Rows:
--- --- ---

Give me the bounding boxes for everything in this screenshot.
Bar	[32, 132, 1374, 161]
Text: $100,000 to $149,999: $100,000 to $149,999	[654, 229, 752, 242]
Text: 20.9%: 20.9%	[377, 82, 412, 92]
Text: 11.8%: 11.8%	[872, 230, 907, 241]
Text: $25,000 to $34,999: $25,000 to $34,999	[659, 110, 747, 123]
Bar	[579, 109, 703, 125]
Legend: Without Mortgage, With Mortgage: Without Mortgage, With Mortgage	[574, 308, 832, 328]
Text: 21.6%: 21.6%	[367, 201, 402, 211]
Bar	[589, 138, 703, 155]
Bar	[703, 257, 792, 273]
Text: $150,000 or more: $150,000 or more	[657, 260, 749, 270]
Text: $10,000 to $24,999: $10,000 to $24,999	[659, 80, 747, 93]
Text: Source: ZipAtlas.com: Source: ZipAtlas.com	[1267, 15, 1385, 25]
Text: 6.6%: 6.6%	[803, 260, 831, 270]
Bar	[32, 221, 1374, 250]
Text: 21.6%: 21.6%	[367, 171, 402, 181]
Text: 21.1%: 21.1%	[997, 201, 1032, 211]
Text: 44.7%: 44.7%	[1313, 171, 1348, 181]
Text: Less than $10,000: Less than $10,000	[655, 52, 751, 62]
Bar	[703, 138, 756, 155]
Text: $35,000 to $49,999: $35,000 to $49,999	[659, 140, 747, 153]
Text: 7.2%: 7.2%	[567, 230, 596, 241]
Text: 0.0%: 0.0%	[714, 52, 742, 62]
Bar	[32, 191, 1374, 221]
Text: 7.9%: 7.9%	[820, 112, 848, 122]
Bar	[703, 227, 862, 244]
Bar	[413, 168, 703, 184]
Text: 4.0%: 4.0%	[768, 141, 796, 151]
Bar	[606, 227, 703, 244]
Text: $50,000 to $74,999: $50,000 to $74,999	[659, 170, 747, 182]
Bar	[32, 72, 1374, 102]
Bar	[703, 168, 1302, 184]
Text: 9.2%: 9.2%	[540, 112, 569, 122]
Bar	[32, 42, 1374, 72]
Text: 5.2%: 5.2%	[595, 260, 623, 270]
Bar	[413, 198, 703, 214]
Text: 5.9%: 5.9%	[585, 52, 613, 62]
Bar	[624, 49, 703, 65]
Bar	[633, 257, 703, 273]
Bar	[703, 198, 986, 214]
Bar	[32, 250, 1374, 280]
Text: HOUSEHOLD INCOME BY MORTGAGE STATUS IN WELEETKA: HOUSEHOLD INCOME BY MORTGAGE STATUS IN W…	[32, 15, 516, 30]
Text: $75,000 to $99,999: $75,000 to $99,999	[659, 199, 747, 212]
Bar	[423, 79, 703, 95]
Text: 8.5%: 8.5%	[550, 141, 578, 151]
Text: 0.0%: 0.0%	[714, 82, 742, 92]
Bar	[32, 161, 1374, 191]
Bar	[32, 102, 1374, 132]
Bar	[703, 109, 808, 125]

--- --- ---

Please recast the lines of every item above as a numbered list, leaving out any blank lines.

1. Give me the bounding boxes for everything in this screenshot.
2. Bar	[32, 132, 1374, 161]
3. Text: $100,000 to $149,999: $100,000 to $149,999	[654, 229, 752, 242]
4. Text: 20.9%: 20.9%	[377, 82, 412, 92]
5. Text: 11.8%: 11.8%	[872, 230, 907, 241]
6. Text: $25,000 to $34,999: $25,000 to $34,999	[659, 110, 747, 123]
7. Bar	[579, 109, 703, 125]
8. Legend: Without Mortgage, With Mortgage: Without Mortgage, With Mortgage	[574, 308, 832, 328]
9. Text: 21.6%: 21.6%	[367, 201, 402, 211]
10. Bar	[589, 138, 703, 155]
11. Bar	[703, 257, 792, 273]
12. Text: $150,000 or more: $150,000 or more	[657, 260, 749, 270]
13. Text: $10,000 to $24,999: $10,000 to $24,999	[659, 80, 747, 93]
14. Text: Source: ZipAtlas.com: Source: ZipAtlas.com	[1267, 15, 1385, 25]
15. Text: 6.6%: 6.6%	[803, 260, 831, 270]
16. Bar	[32, 221, 1374, 250]
17. Text: 21.6%: 21.6%	[367, 171, 402, 181]
18. Text: 21.1%: 21.1%	[997, 201, 1032, 211]
19. Text: 44.7%: 44.7%	[1313, 171, 1348, 181]
20. Text: Less than $10,000: Less than $10,000	[655, 52, 751, 62]
21. Bar	[703, 138, 756, 155]
22. Text: $35,000 to $49,999: $35,000 to $49,999	[659, 140, 747, 153]
23. Text: 7.2%: 7.2%	[567, 230, 596, 241]
24. Text: 0.0%: 0.0%	[714, 52, 742, 62]
25. Bar	[32, 191, 1374, 221]
26. Text: 7.9%: 7.9%	[820, 112, 848, 122]
27. Bar	[703, 227, 862, 244]
28. Bar	[413, 168, 703, 184]
29. Text: 4.0%: 4.0%	[768, 141, 796, 151]
30. Bar	[606, 227, 703, 244]
31. Text: $50,000 to $74,999: $50,000 to $74,999	[659, 170, 747, 182]
32. Bar	[32, 72, 1374, 102]
33. Bar	[703, 168, 1302, 184]
34. Text: 9.2%: 9.2%	[540, 112, 569, 122]
35. Bar	[32, 42, 1374, 72]
36. Text: 5.2%: 5.2%	[595, 260, 623, 270]
37. Bar	[413, 198, 703, 214]
38. Text: 5.9%: 5.9%	[585, 52, 613, 62]
39. Bar	[624, 49, 703, 65]
40. Bar	[633, 257, 703, 273]
41. Bar	[703, 198, 986, 214]
42. Bar	[32, 250, 1374, 280]
43. Text: HOUSEHOLD INCOME BY MORTGAGE STATUS IN WELEETKA: HOUSEHOLD INCOME BY MORTGAGE STATUS IN W…	[32, 15, 516, 30]
44. Text: $75,000 to $99,999: $75,000 to $99,999	[659, 199, 747, 212]
45. Bar	[423, 79, 703, 95]
46. Text: 8.5%: 8.5%	[550, 141, 578, 151]
47. Text: 0.0%: 0.0%	[714, 82, 742, 92]
48. Bar	[32, 161, 1374, 191]
49. Bar	[32, 102, 1374, 132]
50. Bar	[703, 109, 808, 125]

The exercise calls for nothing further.